## SET TASK
Without the images, write out the whole listing exactly.

## INPUT RECORDS
---

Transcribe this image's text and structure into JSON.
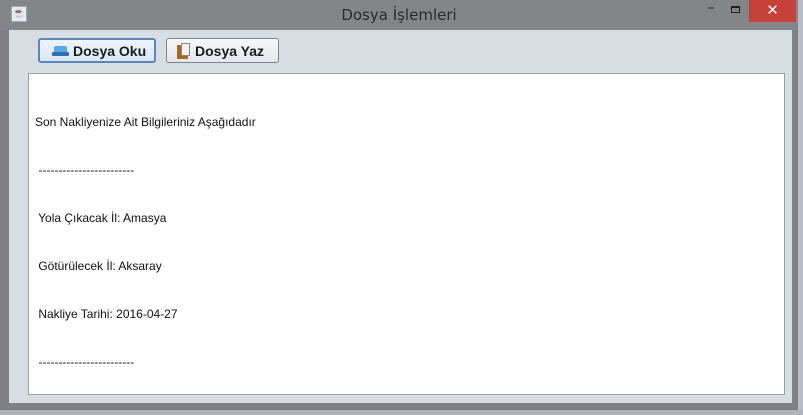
{
  "window": {
    "title": "Dosya İşlemleri",
    "icon": "java-icon",
    "controls": {
      "minimize": "–",
      "close": "✕"
    }
  },
  "toolbar": {
    "read_label": "Dosya Oku",
    "read_icon": "drive-icon",
    "write_label": "Dosya Yaz",
    "write_icon": "clipboard-icon"
  },
  "output": {
    "lines": [
      "Son Nakliyenize Ait Bilgileriniz Aşağıdadır",
      " ------------------------",
      " Yola Çıkacak İl: Amasya",
      " Götürülecek İl: Aksaray",
      " Nakliye Tarihi: 2016-04-27",
      " ------------------------"
    ]
  },
  "colors": {
    "titlebar": "#848589",
    "close_button": "#c6413a",
    "client_background": "#d8dde4",
    "active_button_border": "#5b87b8"
  }
}
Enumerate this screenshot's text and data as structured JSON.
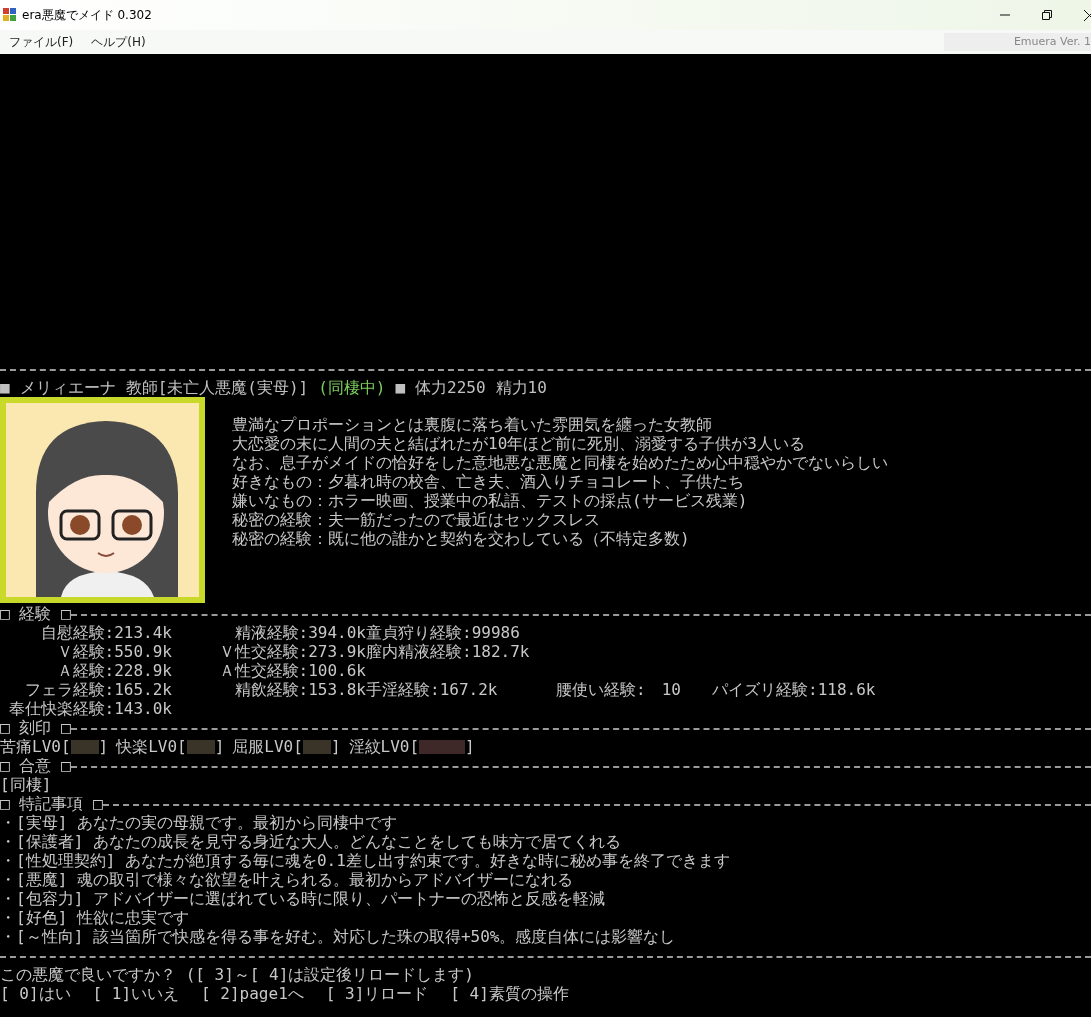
{
  "window": {
    "title": "era悪魔でメイド 0.302"
  },
  "menu": [
    "ファイル(F)",
    "ヘルプ(H)"
  ],
  "version": "Emuera Ver. 1",
  "header": [
    {
      "text": "■",
      "color": "#c0c0c0"
    },
    {
      "text": "メリィエーナ",
      "color": "#c0c0c0"
    },
    {
      "text": "教師[未亡人悪魔(実母)]",
      "color": "#c0c0c0"
    },
    {
      "text": "(同棲中)",
      "color": "#7ccc5c"
    },
    {
      "text": "■",
      "color": "#c0c0c0"
    },
    {
      "text": "体力2250",
      "color": "#c0c0c0"
    },
    {
      "text": "精力10",
      "color": "#c0c0c0"
    }
  ],
  "description": [
    "豊満なプロポーションとは裏腹に落ち着いた雰囲気を纏った女教師",
    "大恋愛の末に人間の夫と結ばれたが10年ほど前に死別、溺愛する子供が3人いる",
    "なお、息子がメイドの恰好をした意地悪な悪魔と同棲を始めたため心中穏やかでないらしい",
    "好きなもの：夕暮れ時の校舎、亡き夫、酒入りチョコレート、子供たち",
    "嫌いなもの：ホラー映画、授業中の私語、テストの採点(サービス残業)",
    "秘密の経験：夫一筋だったので最近はセックスレス",
    "秘密の経験：既に他の誰かと契約を交わしている（不特定多数)"
  ],
  "experience": {
    "title": "□ 経験 □",
    "rows": [
      [
        "自慰経験:213.4k",
        "精液経験:394.0k",
        "童貞狩り経験:99986"
      ],
      [
        "Ｖ経験:550.9k",
        "Ｖ性交経験:273.9k",
        "膣内精液経験:182.7k"
      ],
      [
        "Ａ経験:228.9k",
        "Ａ性交経験:100.6k"
      ],
      [
        "フェラ経験:165.2k",
        "精飲経験:153.8k",
        "手淫経験:167.2k",
        "腰使い経験:　10",
        "パイズリ経験:118.6k"
      ],
      [
        "奉仕快楽経験:143.0k"
      ]
    ]
  },
  "marks": {
    "title": "□ 刻印 □",
    "items": [
      {
        "label": "苦痛LV0[",
        "close": "]",
        "color": "#3a3328"
      },
      {
        "label": "快楽LV0[",
        "close": "]",
        "color": "#3a3328"
      },
      {
        "label": "屈服LV0[",
        "close": "]",
        "color": "#3a3328"
      },
      {
        "label": "淫紋LV0[",
        "close": "]",
        "color": "#3e2828"
      }
    ]
  },
  "consent": {
    "title": "□ 合意 □",
    "items": [
      "[同棲]"
    ]
  },
  "notes": {
    "title": "□ 特記事項 □",
    "items": [
      "・[実母] あなたの実の母親です。最初から同棲中です",
      "・[保護者] あなたの成長を見守る身近な大人。どんなことをしても味方で居てくれる",
      "・[性処理契約] あなたが絶頂する毎に魂を0.1差し出す約束です。好きな時に秘め事を終了できます",
      "・[悪魔] 魂の取引で様々な欲望を叶えられる。最初からアドバイザーになれる",
      "・[包容力] アドバイザーに選ばれている時に限り、パートナーの恐怖と反感を軽減",
      "・[好色] 性欲に忠実です",
      "・[～性向] 該当箇所で快感を得る事を好む。対応した珠の取得+50%。感度自体には影響なし"
    ]
  },
  "question": "この悪魔で良いですか？ ([ 3]～[ 4]は設定後リロードします)",
  "options": [
    "[ 0]はい",
    "[ 1]いいえ",
    "[ 2]page1へ",
    "[ 3]リロード",
    "[ 4]素質の操作"
  ]
}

---

## ANSWER TO THE TASK
Transcribe this image's text and structure into JSON.
{
  "window": {
    "title": "Dosya İşlemleri",
    "icon": "java-icon",
    "controls": {
      "minimize": "–",
      "close": "✕"
    }
  },
  "toolbar": {
    "read_label": "Dosya Oku",
    "read_icon": "drive-icon",
    "write_label": "Dosya Yaz",
    "write_icon": "clipboard-icon"
  },
  "output": {
    "lines": [
      "Son Nakliyenize Ait Bilgileriniz Aşağıdadır",
      " ------------------------",
      " Yola Çıkacak İl: Amasya",
      " Götürülecek İl: Aksaray",
      " Nakliye Tarihi: 2016-04-27",
      " ------------------------"
    ]
  },
  "colors": {
    "titlebar": "#848589",
    "close_button": "#c6413a",
    "client_background": "#d8dde4",
    "active_button_border": "#5b87b8"
  }
}
Enumerate this screenshot's text and data as structured JSON.
{
  "window": {
    "title": "era悪魔でメイド 0.302"
  },
  "menu": [
    "ファイル(F)",
    "ヘルプ(H)"
  ],
  "version": "Emuera Ver. 1",
  "header": [
    {
      "text": "■",
      "color": "#c0c0c0"
    },
    {
      "text": "メリィエーナ",
      "color": "#c0c0c0"
    },
    {
      "text": "教師[未亡人悪魔(実母)]",
      "color": "#c0c0c0"
    },
    {
      "text": "(同棲中)",
      "color": "#7ccc5c"
    },
    {
      "text": "■",
      "color": "#c0c0c0"
    },
    {
      "text": "体力2250",
      "color": "#c0c0c0"
    },
    {
      "text": "精力10",
      "color": "#c0c0c0"
    }
  ],
  "description": [
    "豊満なプロポーションとは裏腹に落ち着いた雰囲気を纏った女教師",
    "大恋愛の末に人間の夫と結ばれたが10年ほど前に死別、溺愛する子供が3人いる",
    "なお、息子がメイドの恰好をした意地悪な悪魔と同棲を始めたため心中穏やかでないらしい",
    "好きなもの：夕暮れ時の校舎、亡き夫、酒入りチョコレート、子供たち",
    "嫌いなもの：ホラー映画、授業中の私語、テストの採点(サービス残業)",
    "秘密の経験：夫一筋だったので最近はセックスレス",
    "秘密の経験：既に他の誰かと契約を交わしている（不特定多数)"
  ],
  "experience": {
    "title": "□ 経験 □",
    "rows": [
      [
        "自慰経験:213.4k",
        "精液経験:394.0k",
        "童貞狩り経験:99986"
      ],
      [
        "Ｖ経験:550.9k",
        "Ｖ性交経験:273.9k",
        "膣内精液経験:182.7k"
      ],
      [
        "Ａ経験:228.9k",
        "Ａ性交経験:100.6k"
      ],
      [
        "フェラ経験:165.2k",
        "精飲経験:153.8k",
        "手淫経験:167.2k",
        "腰使い経験:　10",
        "パイズリ経験:118.6k"
      ],
      [
        "奉仕快楽経験:143.0k"
      ]
    ]
  },
  "marks": {
    "title": "□ 刻印 □",
    "items": [
      {
        "label": "苦痛LV0[",
        "close": "]",
        "color": "#3a3328"
      },
      {
        "label": "快楽LV0[",
        "close": "]",
        "color": "#3a3328"
      },
      {
        "label": "屈服LV0[",
        "close": "]",
        "color": "#3a3328"
      },
      {
        "label": "淫紋LV0[",
        "close": "]",
        "color": "#3e2828"
      }
    ]
  },
  "consent": {
    "title": "□ 合意 □",
    "items": [
      "[同棲]"
    ]
  },
  "notes": {
    "title": "□ 特記事項 □",
    "items": [
      "・[実母] あなたの実の母親です。最初から同棲中です",
      "・[保護者] あなたの成長を見守る身近な大人。どんなことをしても味方で居てくれる",
      "・[性処理契約] あなたが絶頂する毎に魂を0.1差し出す約束です。好きな時に秘め事を終了できます",
      "・[悪魔] 魂の取引で様々な欲望を叶えられる。最初からアドバイザーになれる",
      "・[包容力] アドバイザーに選ばれている時に限り、パートナーの恐怖と反感を軽減",
      "・[好色] 性欲に忠実です",
      "・[～性向] 該当箇所で快感を得る事を好む。対応した珠の取得+50%。感度自体には影響なし"
    ]
  },
  "question": "この悪魔で良いですか？ ([ 3]～[ 4]は設定後リロードします)",
  "options": [
    "[ 0]はい",
    "[ 1]いいえ",
    "[ 2]page1へ",
    "[ 3]リロード",
    "[ 4]素質の操作"
  ]
}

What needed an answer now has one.